Every line of the material is to be quoted verbatim, minus the pictures.

[Recorded data]

— begin —

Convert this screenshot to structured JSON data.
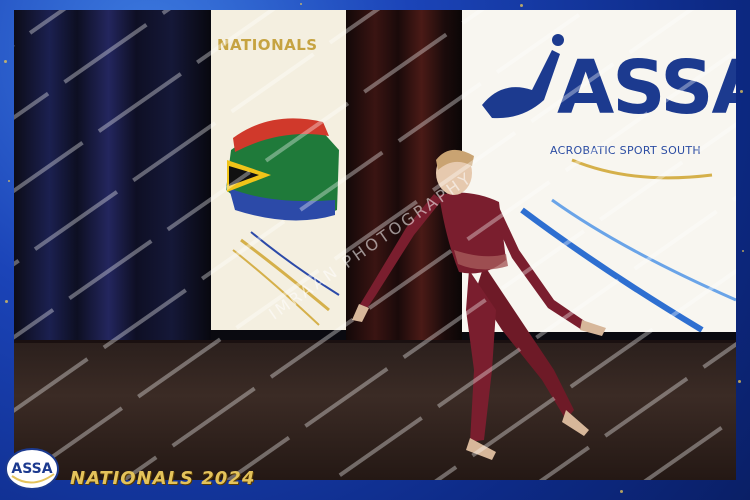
{
  "banners": {
    "left_title": "NATIONALS",
    "right_logo": "ASSA",
    "right_subtitle": "ACROBATIC SPORT SOUTH"
  },
  "watermark": {
    "text": "IMRAAN PHOTOGRAPHY"
  },
  "footer": {
    "logo_text": "ASSA",
    "event_title": "NATIONALS 2024"
  },
  "colors": {
    "frame_blue": "#1b44b8",
    "gold_accent": "#e4c35b",
    "costume_maroon": "#7a1e2e",
    "logo_navy": "#1c3a8f"
  },
  "icons": {
    "logo": "assa-logo",
    "flag": "south-africa-flag-graphic",
    "gymnast": "gymnast-silhouette"
  }
}
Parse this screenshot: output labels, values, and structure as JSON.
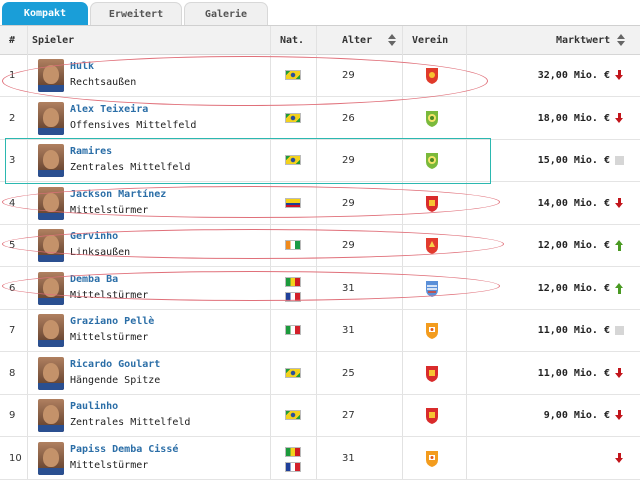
{
  "tabs": [
    {
      "label": "Kompakt",
      "active": true
    },
    {
      "label": "Erweitert",
      "active": false
    },
    {
      "label": "Galerie",
      "active": false
    }
  ],
  "columns": {
    "rank": "#",
    "player": "Spieler",
    "nat": "Nat.",
    "age": "Alter",
    "club": "Verein",
    "value": "Marktwert"
  },
  "rows": [
    {
      "rank": "1",
      "name": "Hulk",
      "position": "Rechtsaußen",
      "nat": [
        "brazil"
      ],
      "age": "29",
      "club": "shanghai-sipg",
      "value": "32,00 Mio. €",
      "trend": "down"
    },
    {
      "rank": "2",
      "name": "Alex Teixeira",
      "position": "Offensives Mittelfeld",
      "nat": [
        "brazil"
      ],
      "age": "26",
      "club": "jiangsu-suning",
      "value": "18,00 Mio. €",
      "trend": "down"
    },
    {
      "rank": "3",
      "name": "Ramires",
      "position": "Zentrales Mittelfeld",
      "nat": [
        "brazil"
      ],
      "age": "29",
      "club": "jiangsu-suning",
      "value": "15,00 Mio. €",
      "trend": "same"
    },
    {
      "rank": "4",
      "name": "Jackson Martínez",
      "position": "Mittelstürmer",
      "nat": [
        "colombia"
      ],
      "age": "29",
      "club": "guangzhou-evergrande",
      "value": "14,00 Mio. €",
      "trend": "down"
    },
    {
      "rank": "5",
      "name": "Gervinho",
      "position": "Linksaußen",
      "nat": [
        "ivory-coast"
      ],
      "age": "29",
      "club": "hebei-cffc",
      "value": "12,00 Mio. €",
      "trend": "up"
    },
    {
      "rank": "6",
      "name": "Demba Ba",
      "position": "Mittelstürmer",
      "nat": [
        "senegal",
        "france"
      ],
      "age": "31",
      "club": "shanghai-shenhua",
      "value": "12,00 Mio. €",
      "trend": "up"
    },
    {
      "rank": "7",
      "name": "Graziano Pellè",
      "position": "Mittelstürmer",
      "nat": [
        "italy"
      ],
      "age": "31",
      "club": "shandong-luneng",
      "value": "11,00 Mio. €",
      "trend": "same"
    },
    {
      "rank": "8",
      "name": "Ricardo Goulart",
      "position": "Hängende Spitze",
      "nat": [
        "brazil"
      ],
      "age": "25",
      "club": "guangzhou-evergrande",
      "value": "11,00 Mio. €",
      "trend": "down"
    },
    {
      "rank": "9",
      "name": "Paulinho",
      "position": "Zentrales Mittelfeld",
      "nat": [
        "brazil"
      ],
      "age": "27",
      "club": "guangzhou-evergrande",
      "value": "9,00 Mio. €",
      "trend": "down"
    },
    {
      "rank": "10",
      "name": "Papiss Demba Cissé",
      "position": "Mittelstürmer",
      "nat": [
        "senegal",
        "france"
      ],
      "age": "31",
      "club": "shandong-luneng",
      "value": "",
      "trend": "down"
    }
  ],
  "colors": {
    "accent": "#1a9ed8",
    "link": "#2b6ea7",
    "trend_down": "#c2151b",
    "trend_up": "#4a9a23",
    "annotation_ellipse": "#e0707a",
    "annotation_rect": "#2bb8b0"
  }
}
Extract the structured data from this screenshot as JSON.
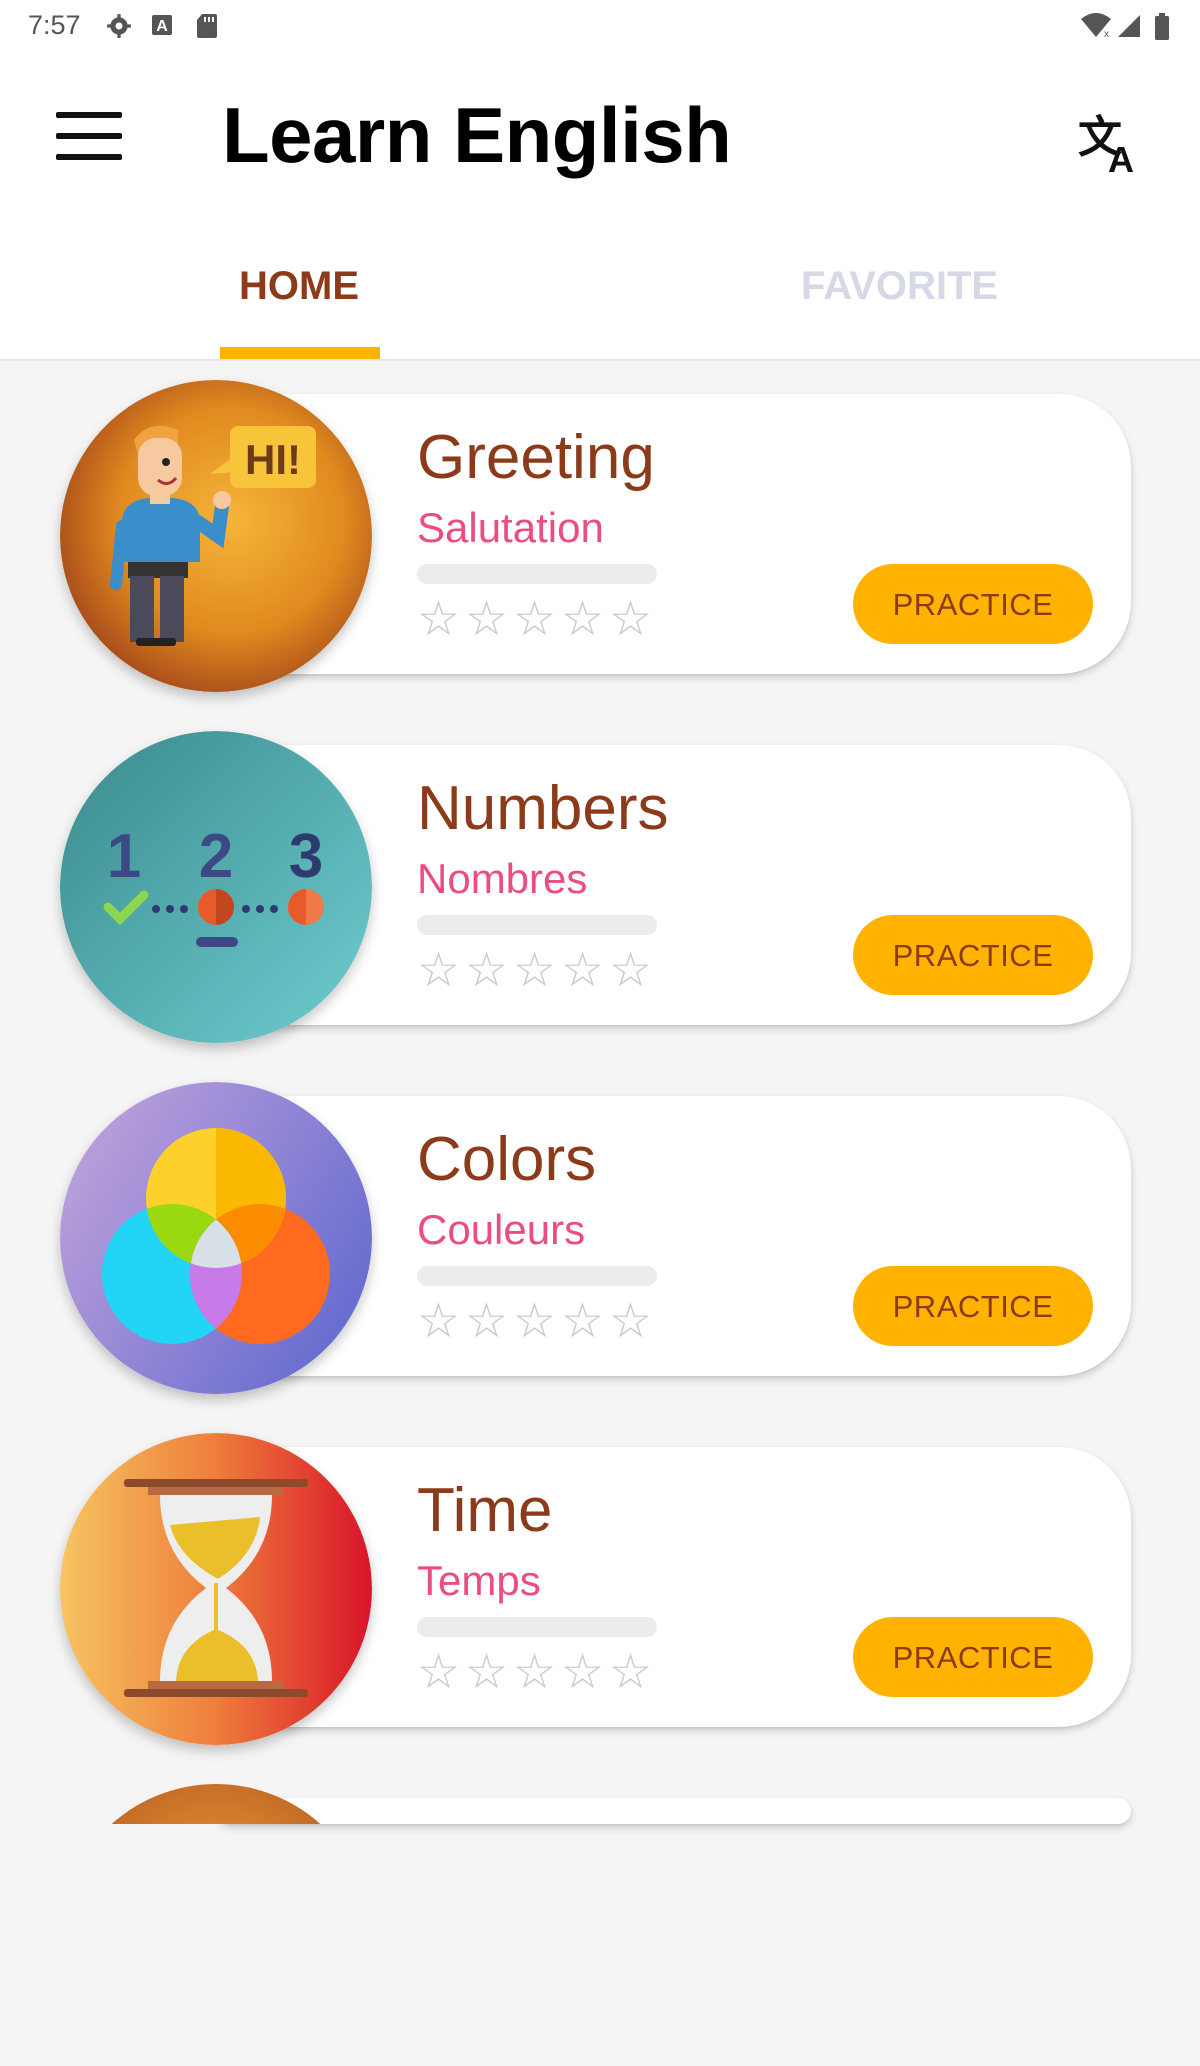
{
  "status_bar": {
    "time": "7:57",
    "icons": [
      "settings-icon",
      "a-icon",
      "sd-card-icon",
      "wifi-icon",
      "signal-icon",
      "battery-icon"
    ]
  },
  "app_bar": {
    "title": "Learn English",
    "menu_icon": "hamburger-menu-icon",
    "translate_icon": "translate-icon"
  },
  "tabs": [
    {
      "label": "HOME",
      "active": true
    },
    {
      "label": "FAVORITE",
      "active": false
    }
  ],
  "colors": {
    "accent": "#ffb300",
    "title": "#8b3a1a",
    "subtitle": "#ec4d80",
    "inactive_tab": "#d6d8e6"
  },
  "lessons": [
    {
      "title": "Greeting",
      "subtitle": "Salutation",
      "button": "PRACTICE",
      "stars": 0,
      "progress": 0,
      "image": "greeting-image"
    },
    {
      "title": "Numbers",
      "subtitle": "Nombres",
      "button": "PRACTICE",
      "stars": 0,
      "progress": 0,
      "image": "numbers-image"
    },
    {
      "title": "Colors",
      "subtitle": "Couleurs",
      "button": "PRACTICE",
      "stars": 0,
      "progress": 0,
      "image": "colors-image"
    },
    {
      "title": "Time",
      "subtitle": "Temps",
      "button": "PRACTICE",
      "stars": 0,
      "progress": 0,
      "image": "hourglass-image"
    }
  ],
  "star_glyph": "☆"
}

— end —

Task response:
Convert this screenshot to structured JSON data.
{
  "banners": {
    "left_title": "NATIONALS",
    "right_logo": "ASSA",
    "right_subtitle": "ACROBATIC SPORT SOUTH"
  },
  "watermark": {
    "text": "IMRAAN PHOTOGRAPHY"
  },
  "footer": {
    "logo_text": "ASSA",
    "event_title": "NATIONALS 2024"
  },
  "colors": {
    "frame_blue": "#1b44b8",
    "gold_accent": "#e4c35b",
    "costume_maroon": "#7a1e2e",
    "logo_navy": "#1c3a8f"
  },
  "icons": {
    "logo": "assa-logo",
    "flag": "south-africa-flag-graphic",
    "gymnast": "gymnast-silhouette"
  }
}
Parse this screenshot: output labels, values, and structure as JSON.
{
  "tabs": [
    {
      "label": "Kompakt",
      "active": true
    },
    {
      "label": "Erweitert",
      "active": false
    },
    {
      "label": "Galerie",
      "active": false
    }
  ],
  "columns": {
    "rank": "#",
    "player": "Spieler",
    "nat": "Nat.",
    "age": "Alter",
    "club": "Verein",
    "value": "Marktwert"
  },
  "rows": [
    {
      "rank": "1",
      "name": "Hulk",
      "position": "Rechtsaußen",
      "nat": [
        "brazil"
      ],
      "age": "29",
      "club": "shanghai-sipg",
      "value": "32,00 Mio. €",
      "trend": "down"
    },
    {
      "rank": "2",
      "name": "Alex Teixeira",
      "position": "Offensives Mittelfeld",
      "nat": [
        "brazil"
      ],
      "age": "26",
      "club": "jiangsu-suning",
      "value": "18,00 Mio. €",
      "trend": "down"
    },
    {
      "rank": "3",
      "name": "Ramires",
      "position": "Zentrales Mittelfeld",
      "nat": [
        "brazil"
      ],
      "age": "29",
      "club": "jiangsu-suning",
      "value": "15,00 Mio. €",
      "trend": "same"
    },
    {
      "rank": "4",
      "name": "Jackson Martínez",
      "position": "Mittelstürmer",
      "nat": [
        "colombia"
      ],
      "age": "29",
      "club": "guangzhou-evergrande",
      "value": "14,00 Mio. €",
      "trend": "down"
    },
    {
      "rank": "5",
      "name": "Gervinho",
      "position": "Linksaußen",
      "nat": [
        "ivory-coast"
      ],
      "age": "29",
      "club": "hebei-cffc",
      "value": "12,00 Mio. €",
      "trend": "up"
    },
    {
      "rank": "6",
      "name": "Demba Ba",
      "position": "Mittelstürmer",
      "nat": [
        "senegal",
        "france"
      ],
      "age": "31",
      "club": "shanghai-shenhua",
      "value": "12,00 Mio. €",
      "trend": "up"
    },
    {
      "rank": "7",
      "name": "Graziano Pellè",
      "position": "Mittelstürmer",
      "nat": [
        "italy"
      ],
      "age": "31",
      "club": "shandong-luneng",
      "value": "11,00 Mio. €",
      "trend": "same"
    },
    {
      "rank": "8",
      "name": "Ricardo Goulart",
      "position": "Hängende Spitze",
      "nat": [
        "brazil"
      ],
      "age": "25",
      "club": "guangzhou-evergrande",
      "value": "11,00 Mio. €",
      "trend": "down"
    },
    {
      "rank": "9",
      "name": "Paulinho",
      "position": "Zentrales Mittelfeld",
      "nat": [
        "brazil"
      ],
      "age": "27",
      "club": "guangzhou-evergrande",
      "value": "9,00 Mio. €",
      "trend": "down"
    },
    {
      "rank": "10",
      "name": "Papiss Demba Cissé",
      "position": "Mittelstürmer",
      "nat": [
        "senegal",
        "france"
      ],
      "age": "31",
      "club": "shandong-luneng",
      "value": "",
      "trend": "down"
    }
  ],
  "colors": {
    "accent": "#1a9ed8",
    "link": "#2b6ea7",
    "trend_down": "#c2151b",
    "trend_up": "#4a9a23",
    "annotation_ellipse": "#e0707a",
    "annotation_rect": "#2bb8b0"
  }
}
Extract the structured data from this screenshot as JSON.
{
  "status_bar": {
    "time": "7:57",
    "icons": [
      "settings-icon",
      "a-icon",
      "sd-card-icon",
      "wifi-icon",
      "signal-icon",
      "battery-icon"
    ]
  },
  "app_bar": {
    "title": "Learn English",
    "menu_icon": "hamburger-menu-icon",
    "translate_icon": "translate-icon"
  },
  "tabs": [
    {
      "label": "HOME",
      "active": true
    },
    {
      "label": "FAVORITE",
      "active": false
    }
  ],
  "colors": {
    "accent": "#ffb300",
    "title": "#8b3a1a",
    "subtitle": "#ec4d80",
    "inactive_tab": "#d6d8e6"
  },
  "lessons": [
    {
      "title": "Greeting",
      "subtitle": "Salutation",
      "button": "PRACTICE",
      "stars": 0,
      "progress": 0,
      "image": "greeting-image"
    },
    {
      "title": "Numbers",
      "subtitle": "Nombres",
      "button": "PRACTICE",
      "stars": 0,
      "progress": 0,
      "image": "numbers-image"
    },
    {
      "title": "Colors",
      "subtitle": "Couleurs",
      "button": "PRACTICE",
      "stars": 0,
      "progress": 0,
      "image": "colors-image"
    },
    {
      "title": "Time",
      "subtitle": "Temps",
      "button": "PRACTICE",
      "stars": 0,
      "progress": 0,
      "image": "hourglass-image"
    }
  ],
  "star_glyph": "☆"
}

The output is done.